REQUIRED TASK - Every line containing the word "报送成功" needs to be found and copied.

Dataset records:
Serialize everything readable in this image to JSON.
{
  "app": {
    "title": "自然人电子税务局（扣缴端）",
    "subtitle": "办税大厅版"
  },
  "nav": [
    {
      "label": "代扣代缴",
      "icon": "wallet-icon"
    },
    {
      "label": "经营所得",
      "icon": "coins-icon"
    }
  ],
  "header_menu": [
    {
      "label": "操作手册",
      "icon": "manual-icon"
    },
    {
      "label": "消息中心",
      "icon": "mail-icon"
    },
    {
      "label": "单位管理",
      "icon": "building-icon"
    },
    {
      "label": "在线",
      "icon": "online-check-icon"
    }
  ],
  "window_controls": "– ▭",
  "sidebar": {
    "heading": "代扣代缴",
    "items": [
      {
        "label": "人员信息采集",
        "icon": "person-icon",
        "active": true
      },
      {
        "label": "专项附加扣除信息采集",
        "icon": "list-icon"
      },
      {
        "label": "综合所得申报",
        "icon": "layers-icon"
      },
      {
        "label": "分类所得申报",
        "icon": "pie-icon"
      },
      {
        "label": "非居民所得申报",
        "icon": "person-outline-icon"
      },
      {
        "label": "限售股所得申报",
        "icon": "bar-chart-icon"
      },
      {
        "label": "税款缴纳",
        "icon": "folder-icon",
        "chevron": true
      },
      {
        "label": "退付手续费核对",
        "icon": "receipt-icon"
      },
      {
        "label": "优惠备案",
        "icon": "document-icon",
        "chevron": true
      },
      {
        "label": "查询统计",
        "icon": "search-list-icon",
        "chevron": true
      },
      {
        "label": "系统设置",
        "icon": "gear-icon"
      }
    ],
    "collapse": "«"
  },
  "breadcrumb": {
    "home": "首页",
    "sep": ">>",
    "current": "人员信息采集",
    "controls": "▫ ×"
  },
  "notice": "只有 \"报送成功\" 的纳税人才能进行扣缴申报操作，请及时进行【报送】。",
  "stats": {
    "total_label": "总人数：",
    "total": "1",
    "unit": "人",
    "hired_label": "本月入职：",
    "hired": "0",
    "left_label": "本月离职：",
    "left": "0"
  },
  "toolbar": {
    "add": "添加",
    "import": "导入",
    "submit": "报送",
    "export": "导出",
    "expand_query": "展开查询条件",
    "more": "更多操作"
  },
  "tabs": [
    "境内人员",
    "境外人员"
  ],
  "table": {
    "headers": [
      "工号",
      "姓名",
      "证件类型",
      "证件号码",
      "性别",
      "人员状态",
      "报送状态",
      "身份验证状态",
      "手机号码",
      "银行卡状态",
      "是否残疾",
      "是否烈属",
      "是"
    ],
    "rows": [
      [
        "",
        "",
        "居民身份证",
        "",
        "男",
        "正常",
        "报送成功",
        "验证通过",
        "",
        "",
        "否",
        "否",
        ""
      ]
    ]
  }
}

EXERCISE RESULT -
  "notice": "只有 \"报送成功\" 的纳税人才能进行扣缴申报操作，请及时进行【报送】。",
        "报送成功",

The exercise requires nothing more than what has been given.